#### [REQUIREMENT]
Output all the entries word for word. Omit the pictures.

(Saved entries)

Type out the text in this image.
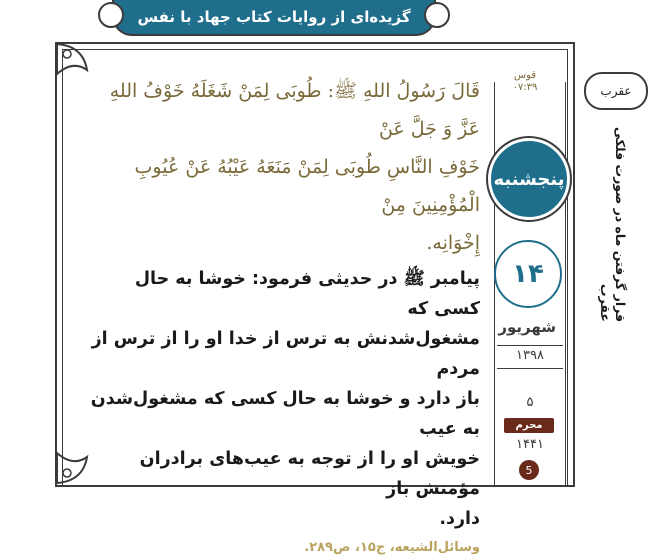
گزیده‌ای از روایات کتاب جهاد با نفس

قَالَ رَسُولُ اللهِ ﷺ: طُوبَى لِمَنْ شَغَلَهُ خَوْفُ اللهِ عَزَّ وَ جَلَّ عَنْ
خَوْفِ النَّاسِ طُوبَى لِمَنْ مَنَعَهُ عَيْبُهُ عَنْ عُيُوبِ الْمُؤْمِنِينَ مِنْ
إِخْوَانِه.

پیامبر ﷺ در حدیثی فرمود: خوشا به حال کسی که
مشغول‌شدنش به ترس از خدا او را از ترس از مردم
باز دارد و خوشا به حال کسی که مشغول‌شدن به عیب
خویش او را از توجه به عیب‌های برادران مؤمنش باز
دارد.

وسائل‌الشیعه، ج۱۵، ص۲۸۹.
قوس
۰۷:۳۹
پنجشنبه
۱۴
شهریور
۱۳۹۸
۵
محرم
۱۴۴۱
5
عقرب
قرار گرفتن ماه در صورت فلکی عقرب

#### [RESULT FOR THIS TASK]
Type out the text in this image.
گزیده‌ای از روایات کتاب جهاد با نفس

قَالَ رَسُولُ اللهِ ﷺ: طُوبَى لِمَنْ شَغَلَهُ خَوْفُ اللهِ عَزَّ وَ جَلَّ عَنْ
خَوْفِ النَّاسِ طُوبَى لِمَنْ مَنَعَهُ عَيْبُهُ عَنْ عُيُوبِ الْمُؤْمِنِينَ مِنْ
إِخْوَانِه.

پیامبر ﷺ در حدیثی فرمود: خوشا به حال کسی که
مشغول‌شدنش به ترس از خدا او را از ترس از مردم
باز دارد و خوشا به حال کسی که مشغول‌شدن به عیب
خویش او را از توجه به عیب‌های برادران مؤمنش باز
دارد.

وسائل‌الشیعه، ج۱۵، ص۲۸۹.
قوس
۰۷:۳۹
پنجشنبه
۱۴
شهریور
۱۳۹۸
۵
محرم
۱۴۴۱
5
عقرب
قرار گرفتن ماه در صورت فلکی عقرب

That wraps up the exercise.